[Dataset records]
........
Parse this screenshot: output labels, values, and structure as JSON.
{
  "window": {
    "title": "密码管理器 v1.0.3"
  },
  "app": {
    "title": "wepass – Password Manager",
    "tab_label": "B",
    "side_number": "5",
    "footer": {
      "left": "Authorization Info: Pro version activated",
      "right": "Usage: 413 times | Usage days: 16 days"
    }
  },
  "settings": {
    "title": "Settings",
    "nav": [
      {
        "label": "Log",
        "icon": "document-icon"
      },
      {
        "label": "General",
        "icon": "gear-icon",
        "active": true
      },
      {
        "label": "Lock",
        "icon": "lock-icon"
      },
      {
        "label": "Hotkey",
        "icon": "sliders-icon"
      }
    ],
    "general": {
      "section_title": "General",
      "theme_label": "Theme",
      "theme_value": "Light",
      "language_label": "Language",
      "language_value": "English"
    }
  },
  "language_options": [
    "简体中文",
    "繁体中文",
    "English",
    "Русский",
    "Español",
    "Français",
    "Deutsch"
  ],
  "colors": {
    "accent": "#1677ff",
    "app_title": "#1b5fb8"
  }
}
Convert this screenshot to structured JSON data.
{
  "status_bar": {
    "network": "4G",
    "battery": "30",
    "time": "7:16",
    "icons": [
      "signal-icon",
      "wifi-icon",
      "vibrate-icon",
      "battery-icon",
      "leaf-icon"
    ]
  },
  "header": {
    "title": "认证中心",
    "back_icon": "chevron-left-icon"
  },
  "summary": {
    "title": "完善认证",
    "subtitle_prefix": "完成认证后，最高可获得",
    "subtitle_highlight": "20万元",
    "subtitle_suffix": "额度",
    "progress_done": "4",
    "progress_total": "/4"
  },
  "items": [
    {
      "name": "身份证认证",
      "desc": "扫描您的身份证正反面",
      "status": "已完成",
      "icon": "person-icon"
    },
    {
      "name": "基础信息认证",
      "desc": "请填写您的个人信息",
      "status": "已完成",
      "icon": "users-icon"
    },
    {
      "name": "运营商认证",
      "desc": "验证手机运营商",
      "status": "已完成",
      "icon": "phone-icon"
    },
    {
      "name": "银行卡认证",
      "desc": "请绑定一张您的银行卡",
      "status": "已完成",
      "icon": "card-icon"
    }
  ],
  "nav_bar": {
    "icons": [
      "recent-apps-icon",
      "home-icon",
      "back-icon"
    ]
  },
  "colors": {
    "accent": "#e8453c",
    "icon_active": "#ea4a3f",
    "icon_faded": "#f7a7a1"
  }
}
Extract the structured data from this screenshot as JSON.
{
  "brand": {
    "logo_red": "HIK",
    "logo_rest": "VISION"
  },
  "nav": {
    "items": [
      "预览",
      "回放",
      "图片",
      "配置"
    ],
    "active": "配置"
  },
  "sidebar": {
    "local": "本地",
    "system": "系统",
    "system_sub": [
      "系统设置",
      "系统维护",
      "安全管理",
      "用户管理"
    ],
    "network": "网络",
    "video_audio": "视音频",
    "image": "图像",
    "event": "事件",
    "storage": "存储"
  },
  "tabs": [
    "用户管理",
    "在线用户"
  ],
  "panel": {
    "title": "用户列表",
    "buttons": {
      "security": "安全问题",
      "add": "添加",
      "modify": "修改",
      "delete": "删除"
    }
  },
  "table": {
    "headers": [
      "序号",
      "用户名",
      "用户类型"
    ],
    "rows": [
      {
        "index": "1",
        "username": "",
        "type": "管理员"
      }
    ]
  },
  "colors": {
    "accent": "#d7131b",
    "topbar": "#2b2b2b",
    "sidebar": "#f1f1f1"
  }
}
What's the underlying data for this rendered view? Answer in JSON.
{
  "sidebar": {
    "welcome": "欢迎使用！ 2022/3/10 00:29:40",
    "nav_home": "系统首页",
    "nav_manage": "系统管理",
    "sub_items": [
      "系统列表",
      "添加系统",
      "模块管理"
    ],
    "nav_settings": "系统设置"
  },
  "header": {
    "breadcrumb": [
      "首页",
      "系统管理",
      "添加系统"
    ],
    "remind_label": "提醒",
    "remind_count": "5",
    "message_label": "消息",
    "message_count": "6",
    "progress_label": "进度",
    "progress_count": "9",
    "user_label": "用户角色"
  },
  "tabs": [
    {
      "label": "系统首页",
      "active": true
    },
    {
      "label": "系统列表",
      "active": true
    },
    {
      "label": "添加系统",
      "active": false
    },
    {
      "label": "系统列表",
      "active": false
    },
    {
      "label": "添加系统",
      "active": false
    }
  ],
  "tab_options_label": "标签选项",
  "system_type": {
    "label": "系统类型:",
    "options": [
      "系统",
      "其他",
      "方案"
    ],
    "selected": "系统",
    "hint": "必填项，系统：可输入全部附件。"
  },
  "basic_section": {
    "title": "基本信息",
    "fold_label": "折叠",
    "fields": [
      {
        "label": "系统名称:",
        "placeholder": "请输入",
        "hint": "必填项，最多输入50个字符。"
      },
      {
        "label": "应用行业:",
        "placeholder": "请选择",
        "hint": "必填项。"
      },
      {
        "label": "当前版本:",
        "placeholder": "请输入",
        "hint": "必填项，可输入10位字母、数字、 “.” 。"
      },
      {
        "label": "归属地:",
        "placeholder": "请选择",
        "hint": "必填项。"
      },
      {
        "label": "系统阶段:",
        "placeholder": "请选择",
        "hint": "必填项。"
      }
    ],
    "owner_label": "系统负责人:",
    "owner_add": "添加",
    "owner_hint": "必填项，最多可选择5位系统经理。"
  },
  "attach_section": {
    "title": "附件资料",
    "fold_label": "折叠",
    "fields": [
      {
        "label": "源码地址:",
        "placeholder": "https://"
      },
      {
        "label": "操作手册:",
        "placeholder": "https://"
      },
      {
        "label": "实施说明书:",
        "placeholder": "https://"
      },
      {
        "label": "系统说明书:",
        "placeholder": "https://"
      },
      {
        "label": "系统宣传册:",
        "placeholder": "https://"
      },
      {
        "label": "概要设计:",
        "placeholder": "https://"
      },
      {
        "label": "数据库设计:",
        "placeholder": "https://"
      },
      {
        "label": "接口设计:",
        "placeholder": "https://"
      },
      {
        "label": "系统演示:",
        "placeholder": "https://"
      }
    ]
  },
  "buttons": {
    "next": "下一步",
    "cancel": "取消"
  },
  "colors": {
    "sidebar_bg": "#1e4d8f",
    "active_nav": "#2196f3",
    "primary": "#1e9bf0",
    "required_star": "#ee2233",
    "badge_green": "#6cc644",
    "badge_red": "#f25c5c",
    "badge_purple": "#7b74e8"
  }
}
........
## WHAT THE EXERCISE ASKS
Show the data once more, exactly as it was written.

## OUTPUT FOR THIS TASK
Parse this screenshot: output labels, values, and structure as JSON.
{
  "window": {
    "title": "密码管理器 v1.0.3"
  },
  "app": {
    "title": "wepass – Password Manager",
    "tab_label": "B",
    "side_number": "5",
    "footer": {
      "left": "Authorization Info: Pro version activated",
      "right": "Usage: 413 times | Usage days: 16 days"
    }
  },
  "settings": {
    "title": "Settings",
    "nav": [
      {
        "label": "Log",
        "icon": "document-icon"
      },
      {
        "label": "General",
        "icon": "gear-icon",
        "active": true
      },
      {
        "label": "Lock",
        "icon": "lock-icon"
      },
      {
        "label": "Hotkey",
        "icon": "sliders-icon"
      }
    ],
    "general": {
      "section_title": "General",
      "theme_label": "Theme",
      "theme_value": "Light",
      "language_label": "Language",
      "language_value": "English"
    }
  },
  "language_options": [
    "简体中文",
    "繁体中文",
    "English",
    "Русский",
    "Español",
    "Français",
    "Deutsch"
  ],
  "colors": {
    "accent": "#1677ff",
    "app_title": "#1b5fb8"
  }
}
Convert this screenshot to structured JSON data.
{
  "status_bar": {
    "network": "4G",
    "battery": "30",
    "time": "7:16",
    "icons": [
      "signal-icon",
      "wifi-icon",
      "vibrate-icon",
      "battery-icon",
      "leaf-icon"
    ]
  },
  "header": {
    "title": "认证中心",
    "back_icon": "chevron-left-icon"
  },
  "summary": {
    "title": "完善认证",
    "subtitle_prefix": "完成认证后，最高可获得",
    "subtitle_highlight": "20万元",
    "subtitle_suffix": "额度",
    "progress_done": "4",
    "progress_total": "/4"
  },
  "items": [
    {
      "name": "身份证认证",
      "desc": "扫描您的身份证正反面",
      "status": "已完成",
      "icon": "person-icon"
    },
    {
      "name": "基础信息认证",
      "desc": "请填写您的个人信息",
      "status": "已完成",
      "icon": "users-icon"
    },
    {
      "name": "运营商认证",
      "desc": "验证手机运营商",
      "status": "已完成",
      "icon": "phone-icon"
    },
    {
      "name": "银行卡认证",
      "desc": "请绑定一张您的银行卡",
      "status": "已完成",
      "icon": "card-icon"
    }
  ],
  "nav_bar": {
    "icons": [
      "recent-apps-icon",
      "home-icon",
      "back-icon"
    ]
  },
  "colors": {
    "accent": "#e8453c",
    "icon_active": "#ea4a3f",
    "icon_faded": "#f7a7a1"
  }
}
Extract the structured data from this screenshot as JSON.
{
  "brand": {
    "logo_red": "HIK",
    "logo_rest": "VISION"
  },
  "nav": {
    "items": [
      "预览",
      "回放",
      "图片",
      "配置"
    ],
    "active": "配置"
  },
  "sidebar": {
    "local": "本地",
    "system": "系统",
    "system_sub": [
      "系统设置",
      "系统维护",
      "安全管理",
      "用户管理"
    ],
    "network": "网络",
    "video_audio": "视音频",
    "image": "图像",
    "event": "事件",
    "storage": "存储"
  },
  "tabs": [
    "用户管理",
    "在线用户"
  ],
  "panel": {
    "title": "用户列表",
    "buttons": {
      "security": "安全问题",
      "add": "添加",
      "modify": "修改",
      "delete": "删除"
    }
  },
  "table": {
    "headers": [
      "序号",
      "用户名",
      "用户类型"
    ],
    "rows": [
      {
        "index": "1",
        "username": "",
        "type": "管理员"
      }
    ]
  },
  "colors": {
    "accent": "#d7131b",
    "topbar": "#2b2b2b",
    "sidebar": "#f1f1f1"
  }
}
What's the underlying data for this rendered view? Answer in JSON.
{
  "sidebar": {
    "welcome": "欢迎使用！ 2022/3/10 00:29:40",
    "nav_home": "系统首页",
    "nav_manage": "系统管理",
    "sub_items": [
      "系统列表",
      "添加系统",
      "模块管理"
    ],
    "nav_settings": "系统设置"
  },
  "header": {
    "breadcrumb": [
      "首页",
      "系统管理",
      "添加系统"
    ],
    "remind_label": "提醒",
    "remind_count": "5",
    "message_label": "消息",
    "message_count": "6",
    "progress_label": "进度",
    "progress_count": "9",
    "user_label": "用户角色"
  },
  "tabs": [
    {
      "label": "系统首页",
      "active": true
    },
    {
      "label": "系统列表",
      "active": true
    },
    {
      "label": "添加系统",
      "active": false
    },
    {
      "label": "系统列表",
      "active": false
    },
    {
      "label": "添加系统",
      "active": false
    }
  ],
  "tab_options_label": "标签选项",
  "system_type": {
    "label": "系统类型:",
    "options": [
      "系统",
      "其他",
      "方案"
    ],
    "selected": "系统",
    "hint": "必填项，系统：可输入全部附件。"
  },
  "basic_section": {
    "title": "基本信息",
    "fold_label": "折叠",
    "fields": [
      {
        "label": "系统名称:",
        "placeholder": "请输入",
        "hint": "必填项，最多输入50个字符。"
      },
      {
        "label": "应用行业:",
        "placeholder": "请选择",
        "hint": "必填项。"
      },
      {
        "label": "当前版本:",
        "placeholder": "请输入",
        "hint": "必填项，可输入10位字母、数字、 “.” 。"
      },
      {
        "label": "归属地:",
        "placeholder": "请选择",
        "hint": "必填项。"
      },
      {
        "label": "系统阶段:",
        "placeholder": "请选择",
        "hint": "必填项。"
      }
    ],
    "owner_label": "系统负责人:",
    "owner_add": "添加",
    "owner_hint": "必填项，最多可选择5位系统经理。"
  },
  "attach_section": {
    "title": "附件资料",
    "fold_label": "折叠",
    "fields": [
      {
        "label": "源码地址:",
        "placeholder": "https://"
      },
      {
        "label": "操作手册:",
        "placeholder": "https://"
      },
      {
        "label": "实施说明书:",
        "placeholder": "https://"
      },
      {
        "label": "系统说明书:",
        "placeholder": "https://"
      },
      {
        "label": "系统宣传册:",
        "placeholder": "https://"
      },
      {
        "label": "概要设计:",
        "placeholder": "https://"
      },
      {
        "label": "数据库设计:",
        "placeholder": "https://"
      },
      {
        "label": "接口设计:",
        "placeholder": "https://"
      },
      {
        "label": "系统演示:",
        "placeholder": "https://"
      }
    ]
  },
  "buttons": {
    "next": "下一步",
    "cancel": "取消"
  },
  "colors": {
    "sidebar_bg": "#1e4d8f",
    "active_nav": "#2196f3",
    "primary": "#1e9bf0",
    "required_star": "#ee2233",
    "badge_green": "#6cc644",
    "badge_red": "#f25c5c",
    "badge_purple": "#7b74e8"
  }
}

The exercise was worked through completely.